**What you have to do:** Reproduce the records below in full and exactly, without their images.

···

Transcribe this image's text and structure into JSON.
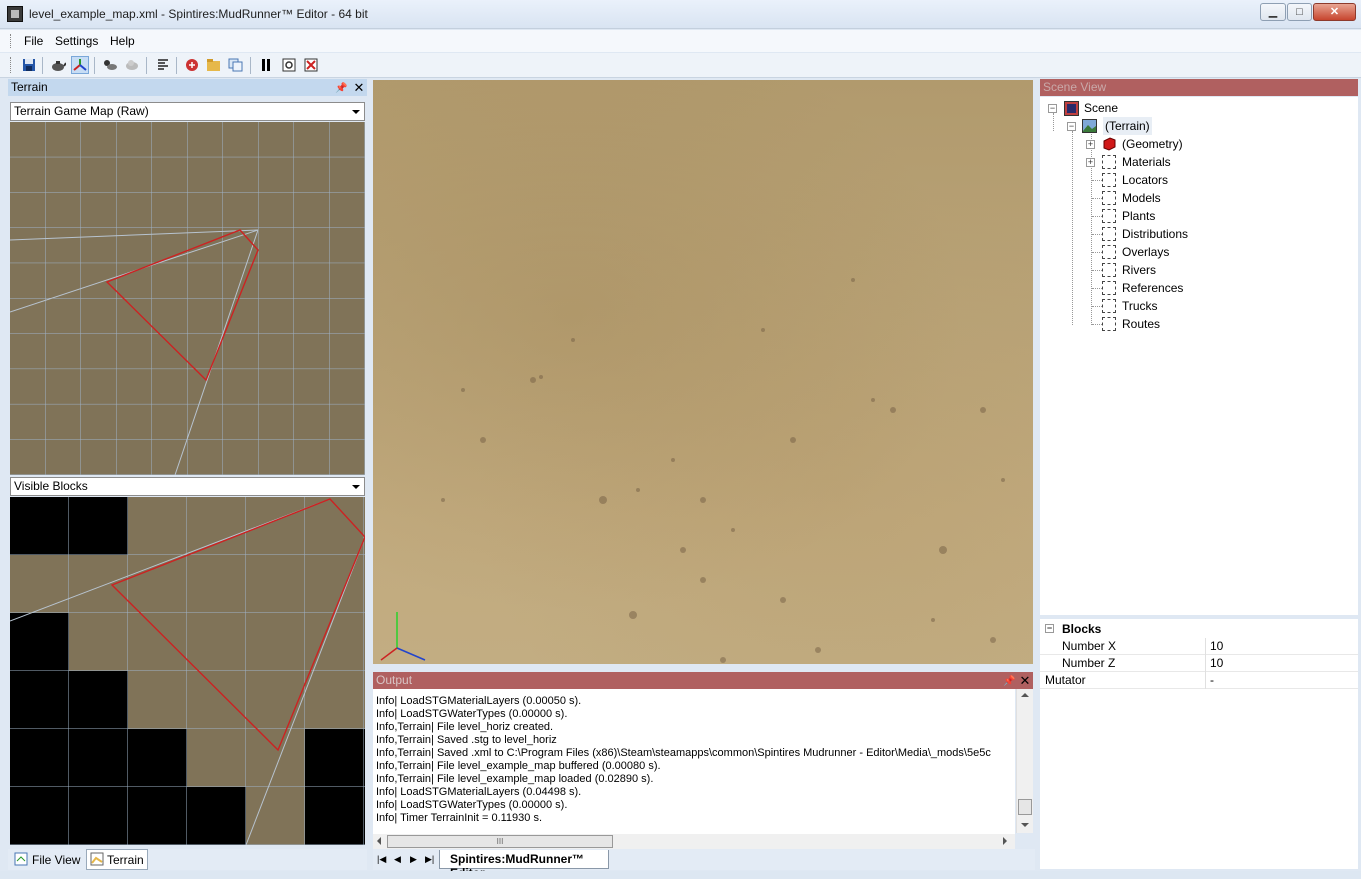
{
  "window": {
    "title": "level_example_map.xml - Spintires:MudRunner™ Editor - 64 bit",
    "minimize": "▁",
    "maximize": "□",
    "close": "✕"
  },
  "menu": [
    "File",
    "Settings",
    "Help"
  ],
  "terrain_panel": {
    "title": "Terrain",
    "map_combo": "Terrain Game Map (Raw)",
    "blocks_combo": "Visible Blocks",
    "bottom_tabs": [
      "File View",
      "Terrain"
    ]
  },
  "output_panel": {
    "title": "Output",
    "lines": [
      "Info| LoadSTGMaterialLayers (0.00050 s).",
      "Info| LoadSTGWaterTypes (0.00000 s).",
      "Info,Terrain| File level_horiz created.",
      "Info,Terrain| Saved .stg to level_horiz",
      "Info,Terrain| Saved .xml to C:\\Program Files (x86)\\Steam\\steamapps\\common\\Spintires Mudrunner - Editor\\Media\\_mods\\5e5c",
      "Info,Terrain| File level_example_map buffered (0.00080 s).",
      "Info,Terrain| File level_example_map loaded (0.02890 s).",
      "Info| LoadSTGMaterialLayers (0.04498 s).",
      "Info| LoadSTGWaterTypes (0.00000 s).",
      "Info| Timer TerrainInit = 0.11930 s."
    ],
    "hscroll_grip": "III"
  },
  "document_tab": "Spintires:MudRunner™ Editor",
  "scene_view": {
    "title": "Scene View",
    "root": "Scene",
    "terrain": "(Terrain)",
    "geometry": "(Geometry)",
    "items": [
      "Materials",
      "Locators",
      "Models",
      "Plants",
      "Distributions",
      "Overlays",
      "Rivers",
      "References",
      "Trucks",
      "Routes"
    ]
  },
  "properties": {
    "section": "Blocks",
    "rows": [
      {
        "name": "Number X",
        "value": "10"
      },
      {
        "name": "Number Z",
        "value": "10"
      },
      {
        "name": "Mutator",
        "value": "-"
      }
    ]
  },
  "colors": {
    "terrain_fill": "#807358",
    "frustum": "#cc2222",
    "grid": "#9fb3c8",
    "viewport_ground": "#b9a377",
    "panel_header_blue": "#c3d8ee",
    "panel_header_red": "#b06060"
  }
}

···

**Full solution:**
Transcribe this image's text and structure into JSON.
{
  "window": {
    "title": "level_example_map.xml - Spintires:MudRunner™ Editor - 64 bit",
    "minimize": "▁",
    "maximize": "□",
    "close": "✕"
  },
  "menu": [
    "File",
    "Settings",
    "Help"
  ],
  "terrain_panel": {
    "title": "Terrain",
    "map_combo": "Terrain Game Map (Raw)",
    "blocks_combo": "Visible Blocks",
    "bottom_tabs": [
      "File View",
      "Terrain"
    ]
  },
  "output_panel": {
    "title": "Output",
    "lines": [
      "Info| LoadSTGMaterialLayers (0.00050 s).",
      "Info| LoadSTGWaterTypes (0.00000 s).",
      "Info,Terrain| File level_horiz created.",
      "Info,Terrain| Saved .stg to level_horiz",
      "Info,Terrain| Saved .xml to C:\\Program Files (x86)\\Steam\\steamapps\\common\\Spintires Mudrunner - Editor\\Media\\_mods\\5e5c",
      "Info,Terrain| File level_example_map buffered (0.00080 s).",
      "Info,Terrain| File level_example_map loaded (0.02890 s).",
      "Info| LoadSTGMaterialLayers (0.04498 s).",
      "Info| LoadSTGWaterTypes (0.00000 s).",
      "Info| Timer TerrainInit = 0.11930 s."
    ],
    "hscroll_grip": "III"
  },
  "document_tab": "Spintires:MudRunner™ Editor",
  "scene_view": {
    "title": "Scene View",
    "root": "Scene",
    "terrain": "(Terrain)",
    "geometry": "(Geometry)",
    "items": [
      "Materials",
      "Locators",
      "Models",
      "Plants",
      "Distributions",
      "Overlays",
      "Rivers",
      "References",
      "Trucks",
      "Routes"
    ]
  },
  "properties": {
    "section": "Blocks",
    "rows": [
      {
        "name": "Number X",
        "value": "10"
      },
      {
        "name": "Number Z",
        "value": "10"
      },
      {
        "name": "Mutator",
        "value": "-"
      }
    ]
  },
  "colors": {
    "terrain_fill": "#807358",
    "frustum": "#cc2222",
    "grid": "#9fb3c8",
    "viewport_ground": "#b9a377",
    "panel_header_blue": "#c3d8ee",
    "panel_header_red": "#b06060"
  }
}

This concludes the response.